EXERCISE OBJECTIVE ▸ Leave out pictures; repeat exactly the lines from the "Read all visible content and emit it as JSON." line through the last of the data below.

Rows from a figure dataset
|---|

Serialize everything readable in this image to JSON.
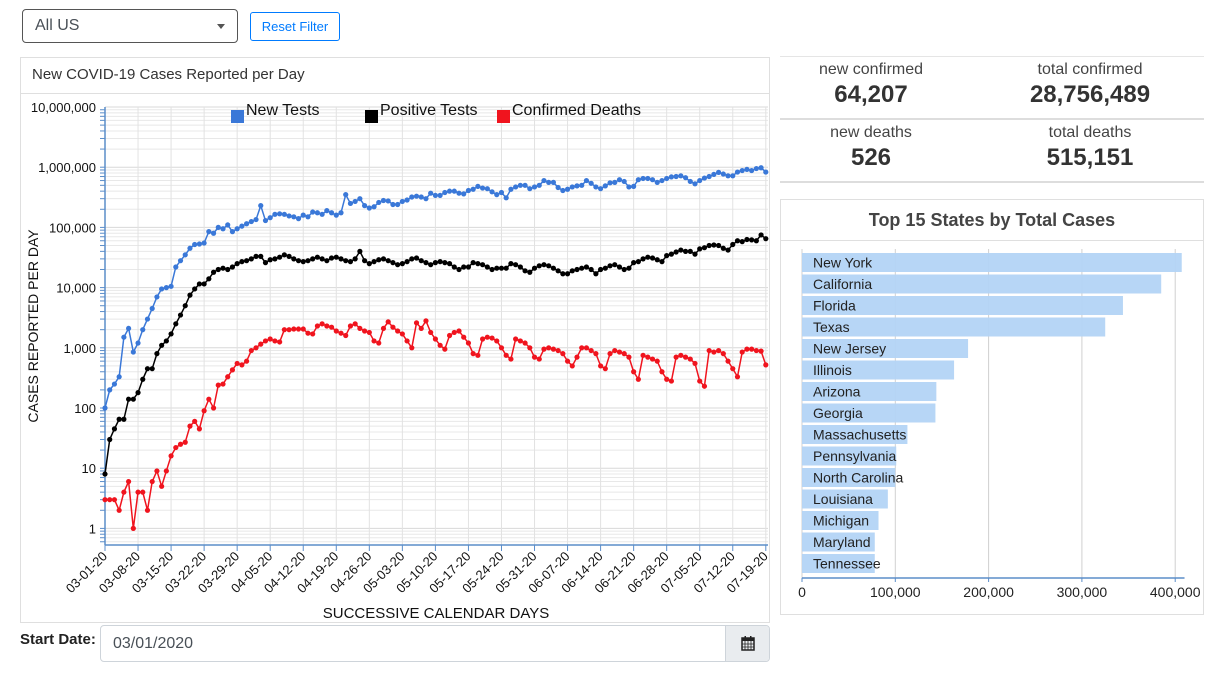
{
  "filter": {
    "selected": "All US",
    "reset_label": "Reset Filter"
  },
  "line_card": {
    "title": "New COVID-19 Cases Reported per Day"
  },
  "start_date": {
    "label": "Start Date:",
    "value": "03/01/2020",
    "icon": "calendar-icon"
  },
  "stats": [
    {
      "label": "new confirmed",
      "value": "64,207"
    },
    {
      "label": "total confirmed",
      "value": "28,756,489"
    },
    {
      "label": "new deaths",
      "value": "526"
    },
    {
      "label": "total deaths",
      "value": "515,151"
    }
  ],
  "bar_card": {
    "title": "Top 15 States by Total Cases"
  },
  "chart_data": [
    {
      "type": "line",
      "xlabel": "SUCCESSIVE CALENDAR DAYS",
      "ylabel": "CASES REPORTED PER DAY",
      "yscale": "log",
      "ylim": [
        1,
        10000000
      ],
      "yticks": [
        "1",
        "10",
        "100",
        "1,000",
        "10,000",
        "100,000",
        "1,000,000",
        "10,000,000"
      ],
      "x": {
        "start": "03-01-20",
        "end": "07-19-20",
        "interval": "daily"
      },
      "xticks": [
        "03-01-20",
        "03-08-20",
        "03-15-20",
        "03-22-20",
        "03-29-20",
        "04-05-20",
        "04-12-20",
        "04-19-20",
        "04-26-20",
        "05-03-20",
        "05-10-20",
        "05-17-20",
        "05-24-20",
        "05-31-20",
        "06-07-20",
        "06-14-20",
        "06-21-20",
        "06-28-20",
        "07-05-20",
        "07-12-20",
        "07-19-20"
      ],
      "grid": true,
      "legend": "top",
      "series": [
        {
          "name": "New Tests",
          "color": "#3a78d8",
          "values": [
            100,
            200,
            250,
            330,
            1500,
            2100,
            850,
            1200,
            2000,
            3000,
            4500,
            7000,
            9500,
            10000,
            10500,
            22000,
            28000,
            35000,
            45000,
            52000,
            53000,
            55000,
            85000,
            80000,
            100000,
            95000,
            110000,
            85000,
            95000,
            105000,
            115000,
            125000,
            135000,
            230000,
            130000,
            145000,
            165000,
            168000,
            165000,
            155000,
            150000,
            140000,
            160000,
            150000,
            180000,
            175000,
            165000,
            190000,
            175000,
            160000,
            175000,
            350000,
            250000,
            270000,
            300000,
            230000,
            210000,
            220000,
            260000,
            280000,
            275000,
            240000,
            240000,
            270000,
            285000,
            320000,
            330000,
            320000,
            300000,
            370000,
            340000,
            340000,
            380000,
            400000,
            400000,
            370000,
            360000,
            410000,
            430000,
            480000,
            450000,
            440000,
            390000,
            350000,
            380000,
            310000,
            430000,
            470000,
            500000,
            500000,
            440000,
            470000,
            500000,
            600000,
            560000,
            560000,
            460000,
            410000,
            430000,
            470000,
            490000,
            500000,
            600000,
            540000,
            470000,
            440000,
            490000,
            550000,
            560000,
            620000,
            580000,
            470000,
            480000,
            620000,
            650000,
            650000,
            620000,
            560000,
            600000,
            650000,
            690000,
            700000,
            720000,
            670000,
            580000,
            530000,
            600000,
            660000,
            700000,
            760000,
            820000,
            770000,
            720000,
            720000,
            830000,
            880000,
            920000,
            880000,
            950000,
            980000,
            830000
          ]
        },
        {
          "name": "Positive Tests",
          "color": "#000000",
          "values": [
            8,
            30,
            45,
            65,
            65,
            140,
            140,
            180,
            300,
            450,
            450,
            800,
            1100,
            1300,
            1700,
            2500,
            3500,
            5000,
            7500,
            9500,
            11500,
            11500,
            14000,
            18000,
            20000,
            21000,
            20000,
            22000,
            25000,
            27000,
            28000,
            30000,
            33000,
            33000,
            26000,
            29000,
            30000,
            32000,
            35000,
            33000,
            30000,
            28000,
            27000,
            28000,
            30000,
            32000,
            30000,
            28000,
            31000,
            32000,
            30000,
            28000,
            27000,
            30000,
            40000,
            28000,
            25000,
            27000,
            29000,
            30000,
            28000,
            26000,
            24000,
            25000,
            27000,
            30000,
            31000,
            28000,
            26000,
            24000,
            26000,
            27000,
            26000,
            25000,
            22000,
            20000,
            22000,
            22000,
            26000,
            25000,
            24000,
            22000,
            20000,
            21000,
            21000,
            21000,
            25000,
            24000,
            22000,
            19000,
            18000,
            21000,
            23000,
            24000,
            23000,
            21000,
            19000,
            17000,
            17000,
            19000,
            20000,
            21000,
            22000,
            20000,
            17000,
            20000,
            21000,
            23000,
            24000,
            22000,
            20000,
            21000,
            26000,
            27000,
            30000,
            32000,
            31000,
            29000,
            27000,
            34000,
            36000,
            39000,
            42000,
            40000,
            40000,
            36000,
            44000,
            46000,
            50000,
            51000,
            50000,
            45000,
            42000,
            52000,
            60000,
            58000,
            63000,
            62000,
            60000,
            75000,
            65000
          ]
        },
        {
          "name": "Confirmed Deaths",
          "color": "#f0141e",
          "values": [
            3,
            3,
            3,
            2,
            4,
            6,
            1,
            4,
            4,
            2,
            6,
            9,
            5,
            9,
            16,
            22,
            25,
            27,
            50,
            60,
            45,
            90,
            140,
            100,
            240,
            250,
            330,
            430,
            550,
            520,
            600,
            900,
            1000,
            1150,
            1300,
            1400,
            1300,
            1250,
            2000,
            2000,
            2050,
            2050,
            2050,
            1750,
            1700,
            2300,
            2500,
            2300,
            2200,
            1900,
            1750,
            1600,
            2300,
            2500,
            2100,
            1900,
            1800,
            1300,
            1200,
            2100,
            2700,
            2200,
            1900,
            1700,
            1300,
            1000,
            2600,
            2100,
            2800,
            1800,
            1400,
            1100,
            950,
            1600,
            1800,
            1900,
            1500,
            1200,
            800,
            750,
            1400,
            1500,
            1450,
            1300,
            1000,
            750,
            650,
            1400,
            1300,
            1200,
            1000,
            700,
            650,
            950,
            1000,
            950,
            900,
            800,
            600,
            500,
            700,
            1000,
            1000,
            900,
            800,
            500,
            450,
            800,
            900,
            850,
            800,
            700,
            400,
            300,
            750,
            700,
            650,
            600,
            400,
            300,
            280,
            700,
            750,
            700,
            650,
            550,
            280,
            230,
            900,
            850,
            900,
            800,
            600,
            450,
            330,
            850,
            950,
            950,
            900,
            880,
            520
          ]
        }
      ]
    },
    {
      "type": "bar",
      "orientation": "horizontal",
      "color": "#b3d4f5",
      "xlim": [
        0,
        410000
      ],
      "xticks": [
        "0",
        "100,000",
        "200,000",
        "300,000",
        "400,000"
      ],
      "grid": true,
      "categories": [
        "New York",
        "California",
        "Florida",
        "Texas",
        "New Jersey",
        "Illinois",
        "Arizona",
        "Georgia",
        "Massachusetts",
        "Pennsylvania",
        "North Carolina",
        "Louisiana",
        "Michigan",
        "Maryland",
        "Tennessee"
      ],
      "values": [
        407000,
        385000,
        344000,
        325000,
        178000,
        163000,
        144000,
        143000,
        113000,
        101000,
        100000,
        92000,
        82000,
        78000,
        78000
      ]
    }
  ]
}
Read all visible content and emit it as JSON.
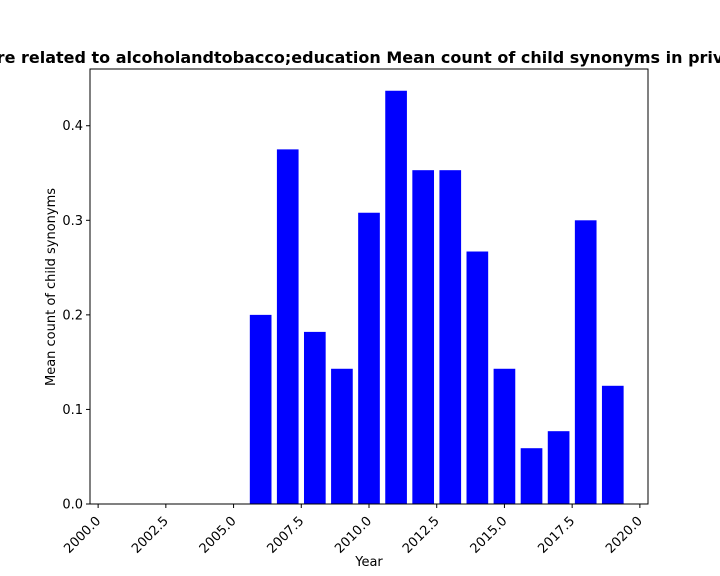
{
  "chart_data": {
    "type": "bar",
    "title": "re related to alcoholandtobacco;education Mean count of child synonyms in priv",
    "xlabel": "Year",
    "ylabel": "Mean count of child synonyms",
    "x": [
      2006,
      2007,
      2008,
      2009,
      2010,
      2011,
      2012,
      2013,
      2014,
      2015,
      2016,
      2017,
      2018,
      2019
    ],
    "values": [
      0.2,
      0.375,
      0.182,
      0.143,
      0.308,
      0.437,
      0.353,
      0.353,
      0.267,
      0.143,
      0.059,
      0.077,
      0.3,
      0.125
    ],
    "xlim": [
      1999.7,
      2020.3
    ],
    "ylim": [
      0,
      0.46
    ],
    "xticks": [
      2000.0,
      2002.5,
      2005.0,
      2007.5,
      2010.0,
      2012.5,
      2015.0,
      2017.5,
      2020.0
    ],
    "xtick_labels": [
      "2000.0",
      "2002.5",
      "2005.0",
      "2007.5",
      "2010.0",
      "2012.5",
      "2015.0",
      "2017.5",
      "2020.0"
    ],
    "yticks": [
      0.0,
      0.1,
      0.2,
      0.3,
      0.4
    ],
    "ytick_labels": [
      "0.0",
      "0.1",
      "0.2",
      "0.3",
      "0.4"
    ],
    "bar_color": "#0000ff",
    "grid": false,
    "legend": "none"
  }
}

|---|

COMPLETED EXERCISE ▸
Read all visible content and emit it as JSON.
{
  "chart_data": {
    "type": "bar",
    "title": "re related to alcoholandtobacco;education Mean count of child synonyms in priv",
    "xlabel": "Year",
    "ylabel": "Mean count of child synonyms",
    "x": [
      2006,
      2007,
      2008,
      2009,
      2010,
      2011,
      2012,
      2013,
      2014,
      2015,
      2016,
      2017,
      2018,
      2019
    ],
    "values": [
      0.2,
      0.375,
      0.182,
      0.143,
      0.308,
      0.437,
      0.353,
      0.353,
      0.267,
      0.143,
      0.059,
      0.077,
      0.3,
      0.125
    ],
    "xlim": [
      1999.7,
      2020.3
    ],
    "ylim": [
      0,
      0.46
    ],
    "xticks": [
      2000.0,
      2002.5,
      2005.0,
      2007.5,
      2010.0,
      2012.5,
      2015.0,
      2017.5,
      2020.0
    ],
    "xtick_labels": [
      "2000.0",
      "2002.5",
      "2005.0",
      "2007.5",
      "2010.0",
      "2012.5",
      "2015.0",
      "2017.5",
      "2020.0"
    ],
    "yticks": [
      0.0,
      0.1,
      0.2,
      0.3,
      0.4
    ],
    "ytick_labels": [
      "0.0",
      "0.1",
      "0.2",
      "0.3",
      "0.4"
    ],
    "bar_color": "#0000ff",
    "grid": false,
    "legend": "none"
  }
}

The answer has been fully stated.